- **Exercise brief**
Copy out the lines starting with the line containing "Patent image size: (931, 924)." and going on through the line containing "The illumination lights 22 is at (523, 458).", reproducing each one without any change.

- **Recorded information**
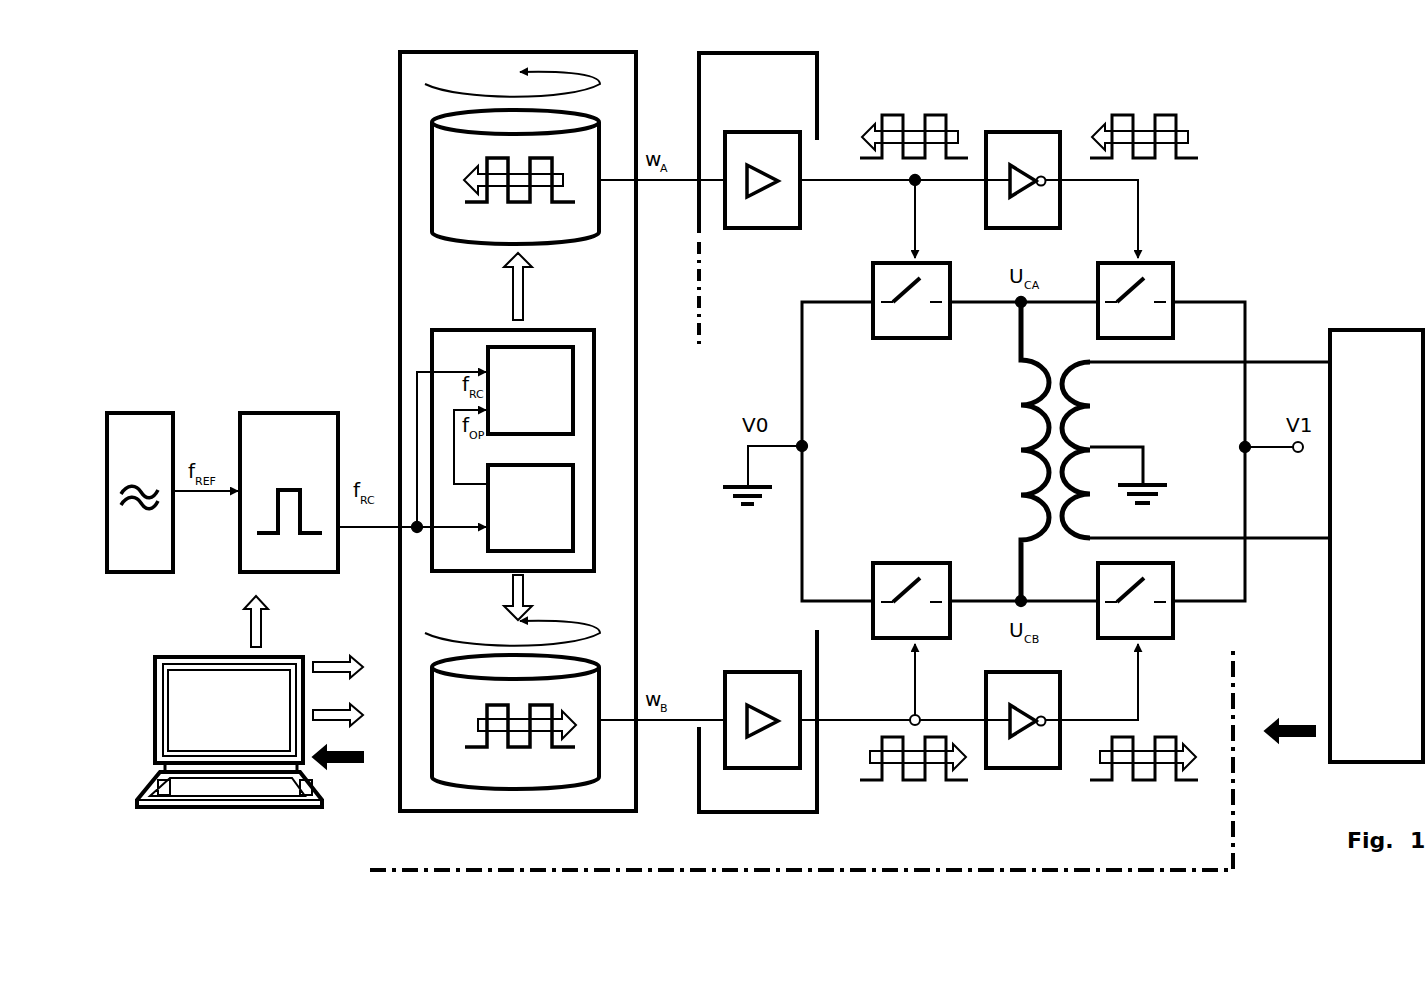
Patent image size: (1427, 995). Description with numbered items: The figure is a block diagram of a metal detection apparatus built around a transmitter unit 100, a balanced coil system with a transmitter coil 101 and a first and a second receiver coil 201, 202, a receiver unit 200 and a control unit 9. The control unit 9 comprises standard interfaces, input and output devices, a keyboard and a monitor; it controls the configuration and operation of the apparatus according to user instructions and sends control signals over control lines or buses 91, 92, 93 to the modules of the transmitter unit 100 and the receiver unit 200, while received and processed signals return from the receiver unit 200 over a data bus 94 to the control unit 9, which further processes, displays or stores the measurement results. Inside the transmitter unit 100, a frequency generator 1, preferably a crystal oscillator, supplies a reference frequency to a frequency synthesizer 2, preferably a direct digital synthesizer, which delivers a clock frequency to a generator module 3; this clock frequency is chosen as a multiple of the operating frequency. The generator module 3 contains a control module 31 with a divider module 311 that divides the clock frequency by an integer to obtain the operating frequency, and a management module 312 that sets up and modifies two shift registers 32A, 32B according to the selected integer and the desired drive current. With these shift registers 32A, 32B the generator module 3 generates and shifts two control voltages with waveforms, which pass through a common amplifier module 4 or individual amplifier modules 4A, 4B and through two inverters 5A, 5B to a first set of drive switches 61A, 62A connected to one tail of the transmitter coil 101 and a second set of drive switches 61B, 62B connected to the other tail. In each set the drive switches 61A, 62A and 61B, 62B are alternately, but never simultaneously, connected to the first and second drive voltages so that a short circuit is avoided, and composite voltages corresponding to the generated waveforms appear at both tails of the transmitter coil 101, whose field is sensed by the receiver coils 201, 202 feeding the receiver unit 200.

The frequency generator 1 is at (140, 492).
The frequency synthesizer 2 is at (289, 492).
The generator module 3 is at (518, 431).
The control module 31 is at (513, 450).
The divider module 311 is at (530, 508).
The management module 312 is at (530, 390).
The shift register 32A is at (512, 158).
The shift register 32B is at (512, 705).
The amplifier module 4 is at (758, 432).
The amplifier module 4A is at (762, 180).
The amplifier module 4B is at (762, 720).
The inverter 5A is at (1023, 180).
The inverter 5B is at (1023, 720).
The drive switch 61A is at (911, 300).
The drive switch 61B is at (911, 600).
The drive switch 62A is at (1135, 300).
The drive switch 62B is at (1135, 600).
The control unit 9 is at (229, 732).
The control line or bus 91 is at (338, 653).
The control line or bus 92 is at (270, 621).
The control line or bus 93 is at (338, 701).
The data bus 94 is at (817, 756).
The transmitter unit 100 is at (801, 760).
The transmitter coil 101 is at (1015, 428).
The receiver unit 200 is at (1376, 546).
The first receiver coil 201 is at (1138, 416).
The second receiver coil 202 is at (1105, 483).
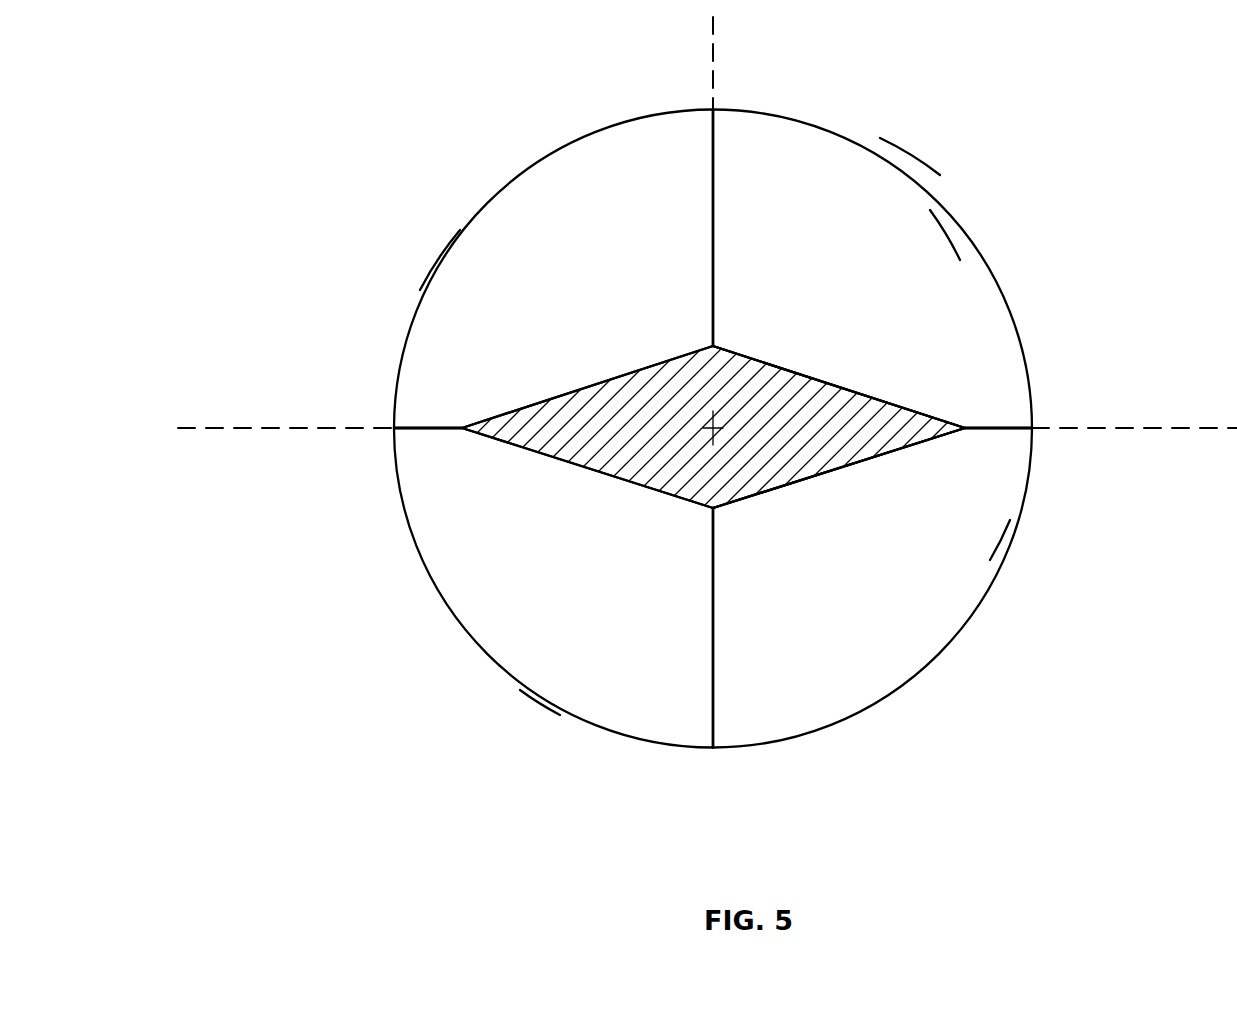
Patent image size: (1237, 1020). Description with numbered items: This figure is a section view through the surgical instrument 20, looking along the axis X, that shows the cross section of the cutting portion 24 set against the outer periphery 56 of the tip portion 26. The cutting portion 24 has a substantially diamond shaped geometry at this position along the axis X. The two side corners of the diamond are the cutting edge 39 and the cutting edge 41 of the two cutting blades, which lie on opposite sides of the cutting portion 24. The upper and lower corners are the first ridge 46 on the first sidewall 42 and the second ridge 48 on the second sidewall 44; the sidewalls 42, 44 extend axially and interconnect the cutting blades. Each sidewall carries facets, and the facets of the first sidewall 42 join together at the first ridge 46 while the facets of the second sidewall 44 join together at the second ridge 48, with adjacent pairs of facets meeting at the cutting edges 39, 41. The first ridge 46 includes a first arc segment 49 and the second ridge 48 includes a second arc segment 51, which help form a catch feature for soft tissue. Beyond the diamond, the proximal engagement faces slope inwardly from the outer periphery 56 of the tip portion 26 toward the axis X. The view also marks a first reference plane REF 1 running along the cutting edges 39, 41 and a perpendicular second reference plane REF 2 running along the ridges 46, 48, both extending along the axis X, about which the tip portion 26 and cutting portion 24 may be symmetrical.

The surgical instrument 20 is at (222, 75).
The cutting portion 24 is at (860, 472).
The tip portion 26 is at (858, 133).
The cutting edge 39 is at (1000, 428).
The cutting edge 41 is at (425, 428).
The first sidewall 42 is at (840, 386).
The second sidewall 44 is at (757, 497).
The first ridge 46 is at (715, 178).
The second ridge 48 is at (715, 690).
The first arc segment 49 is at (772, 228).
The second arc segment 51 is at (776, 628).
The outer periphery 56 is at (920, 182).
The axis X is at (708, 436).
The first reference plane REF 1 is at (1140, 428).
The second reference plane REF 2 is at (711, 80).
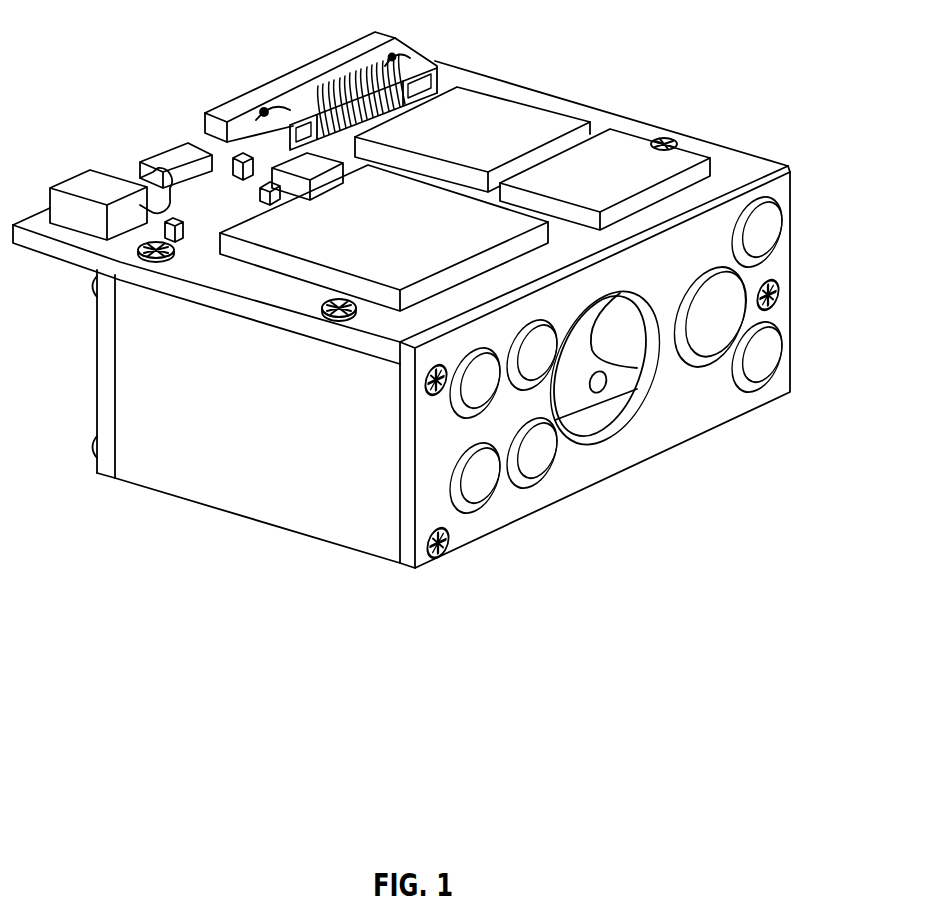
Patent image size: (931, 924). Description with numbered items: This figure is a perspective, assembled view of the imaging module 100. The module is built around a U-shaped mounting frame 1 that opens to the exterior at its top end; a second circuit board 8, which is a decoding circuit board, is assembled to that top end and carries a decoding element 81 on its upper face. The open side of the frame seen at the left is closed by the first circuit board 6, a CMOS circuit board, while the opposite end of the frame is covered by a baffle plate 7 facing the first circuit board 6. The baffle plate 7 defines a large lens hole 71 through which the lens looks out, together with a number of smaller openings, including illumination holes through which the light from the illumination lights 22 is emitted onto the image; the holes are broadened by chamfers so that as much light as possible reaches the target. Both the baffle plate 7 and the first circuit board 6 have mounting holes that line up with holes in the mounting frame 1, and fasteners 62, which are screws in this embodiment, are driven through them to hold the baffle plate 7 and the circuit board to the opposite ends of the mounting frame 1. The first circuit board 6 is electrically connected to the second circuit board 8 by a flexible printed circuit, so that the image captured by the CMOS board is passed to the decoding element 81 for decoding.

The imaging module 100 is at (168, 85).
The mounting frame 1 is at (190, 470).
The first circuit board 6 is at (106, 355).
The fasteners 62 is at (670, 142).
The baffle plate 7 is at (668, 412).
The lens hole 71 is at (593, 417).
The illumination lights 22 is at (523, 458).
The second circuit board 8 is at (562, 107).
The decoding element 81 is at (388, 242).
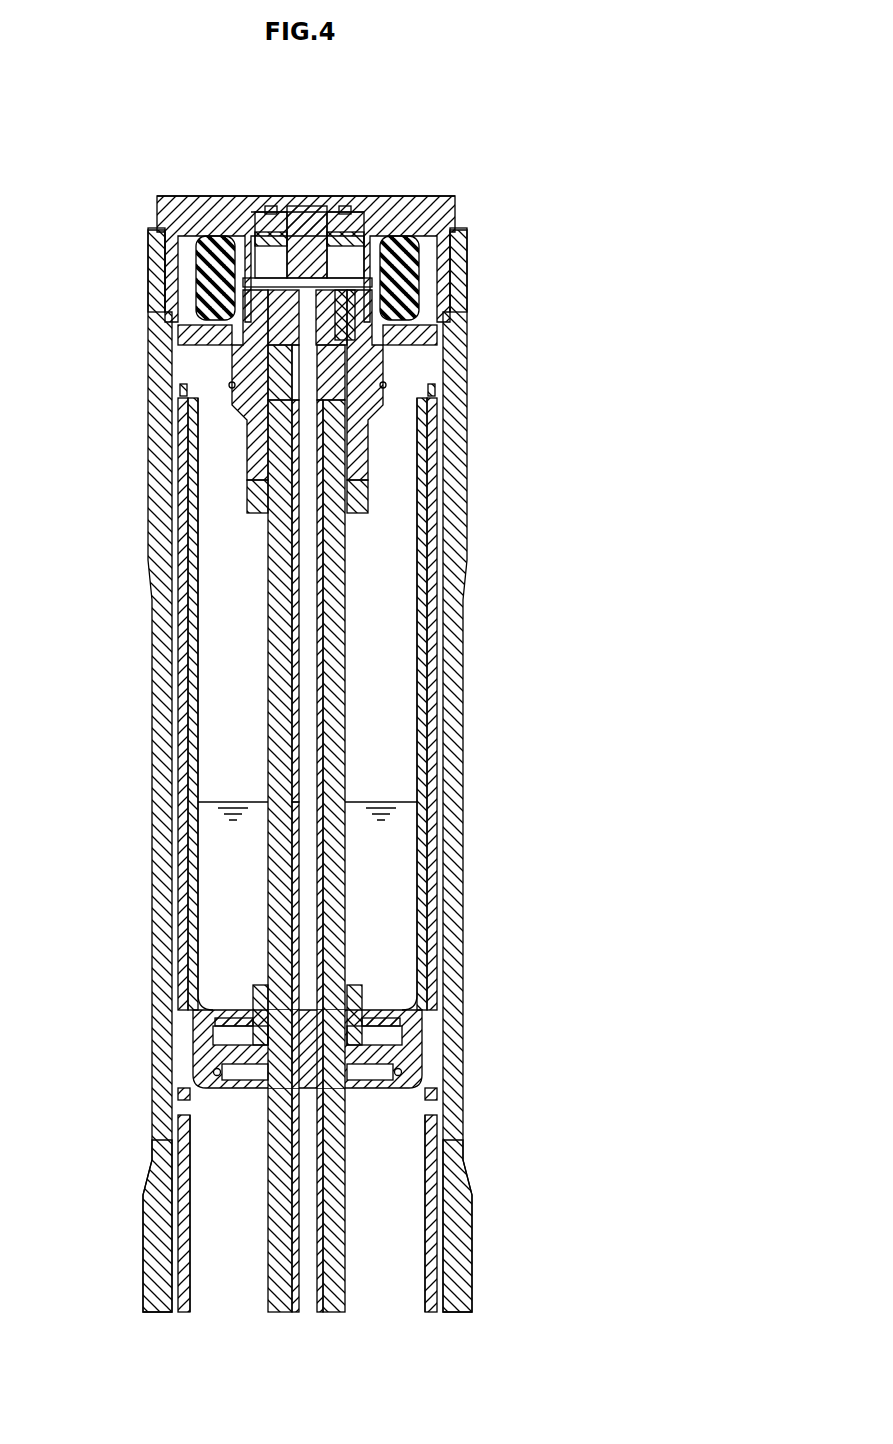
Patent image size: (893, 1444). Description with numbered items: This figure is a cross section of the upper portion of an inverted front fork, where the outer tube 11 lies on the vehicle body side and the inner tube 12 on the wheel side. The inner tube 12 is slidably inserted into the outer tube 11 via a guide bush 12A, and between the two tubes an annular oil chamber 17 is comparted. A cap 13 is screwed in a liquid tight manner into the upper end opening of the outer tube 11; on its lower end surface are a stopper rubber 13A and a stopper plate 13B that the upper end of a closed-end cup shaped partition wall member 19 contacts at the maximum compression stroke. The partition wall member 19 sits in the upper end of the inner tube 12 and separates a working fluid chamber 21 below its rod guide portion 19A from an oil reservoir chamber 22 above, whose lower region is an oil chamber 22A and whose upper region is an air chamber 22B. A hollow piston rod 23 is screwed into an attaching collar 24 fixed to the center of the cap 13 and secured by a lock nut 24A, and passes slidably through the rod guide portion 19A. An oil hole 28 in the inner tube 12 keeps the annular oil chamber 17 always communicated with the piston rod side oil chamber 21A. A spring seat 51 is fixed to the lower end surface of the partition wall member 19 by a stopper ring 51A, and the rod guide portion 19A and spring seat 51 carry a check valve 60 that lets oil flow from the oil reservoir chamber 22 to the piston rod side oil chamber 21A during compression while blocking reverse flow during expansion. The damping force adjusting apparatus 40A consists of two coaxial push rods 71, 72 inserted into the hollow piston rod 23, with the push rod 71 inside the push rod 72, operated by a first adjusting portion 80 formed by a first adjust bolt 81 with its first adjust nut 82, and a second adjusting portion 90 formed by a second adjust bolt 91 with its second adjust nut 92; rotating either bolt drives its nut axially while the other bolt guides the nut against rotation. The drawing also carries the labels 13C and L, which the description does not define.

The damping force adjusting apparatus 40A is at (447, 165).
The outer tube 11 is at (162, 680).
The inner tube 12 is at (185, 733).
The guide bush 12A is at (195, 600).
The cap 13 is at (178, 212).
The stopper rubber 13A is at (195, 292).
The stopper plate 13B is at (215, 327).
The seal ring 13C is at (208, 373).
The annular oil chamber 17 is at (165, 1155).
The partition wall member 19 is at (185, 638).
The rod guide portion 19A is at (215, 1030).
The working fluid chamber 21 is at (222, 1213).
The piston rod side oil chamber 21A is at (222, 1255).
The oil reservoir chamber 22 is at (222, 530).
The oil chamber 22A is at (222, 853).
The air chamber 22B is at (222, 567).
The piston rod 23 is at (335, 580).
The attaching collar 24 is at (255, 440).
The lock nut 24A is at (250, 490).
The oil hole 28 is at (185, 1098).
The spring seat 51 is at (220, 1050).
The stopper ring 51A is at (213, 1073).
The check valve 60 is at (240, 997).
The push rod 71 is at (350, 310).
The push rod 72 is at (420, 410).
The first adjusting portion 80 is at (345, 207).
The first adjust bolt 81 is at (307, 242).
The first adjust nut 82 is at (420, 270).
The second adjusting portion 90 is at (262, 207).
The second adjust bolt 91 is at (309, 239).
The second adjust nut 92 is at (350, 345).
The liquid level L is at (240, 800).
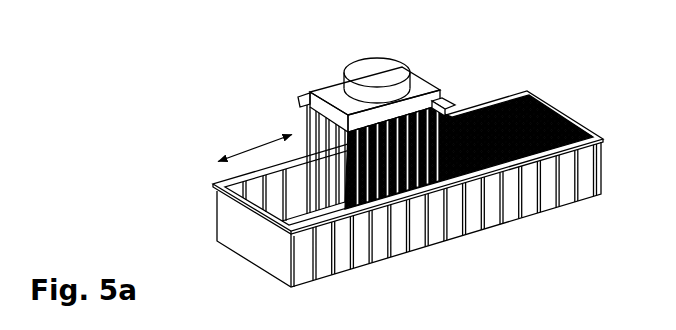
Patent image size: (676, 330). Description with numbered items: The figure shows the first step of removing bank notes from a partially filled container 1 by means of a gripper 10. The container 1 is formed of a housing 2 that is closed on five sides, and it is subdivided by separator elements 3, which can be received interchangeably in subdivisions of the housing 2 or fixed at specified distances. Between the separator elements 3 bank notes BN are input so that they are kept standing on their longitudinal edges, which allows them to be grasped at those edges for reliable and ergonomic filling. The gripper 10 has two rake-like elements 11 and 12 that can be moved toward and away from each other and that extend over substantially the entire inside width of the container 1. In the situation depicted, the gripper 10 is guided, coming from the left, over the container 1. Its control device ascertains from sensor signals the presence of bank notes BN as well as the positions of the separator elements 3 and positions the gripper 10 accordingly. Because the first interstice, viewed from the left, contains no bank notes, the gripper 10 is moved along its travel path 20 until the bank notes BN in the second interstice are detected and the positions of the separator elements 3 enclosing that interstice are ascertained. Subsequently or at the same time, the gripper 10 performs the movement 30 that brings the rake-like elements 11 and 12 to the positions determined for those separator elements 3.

- **Output**
Patent image size: (931, 924). Description with numbered items: This figure is a perspective, assembled view of the imaging module 100. The module is built around a U-shaped mounting frame 1 that opens to the exterior at its top end; a second circuit board 8, which is a decoding circuit board, is assembled to that top end and carries a decoding element 81 on its upper face. The open side of the frame seen at the left is closed by the first circuit board 6, a CMOS circuit board, while the opposite end of the frame is covered by a baffle plate 7 facing the first circuit board 6. The baffle plate 7 defines a large lens hole 71 through which the lens looks out, together with a number of smaller openings, including illumination holes through which the light from the illumination lights 22 is emitted onto the image; the holes are broadened by chamfers so that as much light as possible reaches the target. Both the baffle plate 7 and the first circuit board 6 have mounting holes that line up with holes in the mounting frame 1, and fasteners 62, which are screws in this embodiment, are driven through them to hold the baffle plate 7 and the circuit board to the opposite ends of the mounting frame 1. The first circuit board 6 is electrically connected to the second circuit board 8 by a flexible printed circuit, so that the image captured by the CMOS board is passed to the decoding element 81 for decoding.

The imaging module 100 is at (168, 85).
The mounting frame 1 is at (190, 470).
The first circuit board 6 is at (106, 355).
The fasteners 62 is at (670, 142).
The baffle plate 7 is at (668, 412).
The lens hole 71 is at (593, 417).
The illumination lights 22 is at (523, 458).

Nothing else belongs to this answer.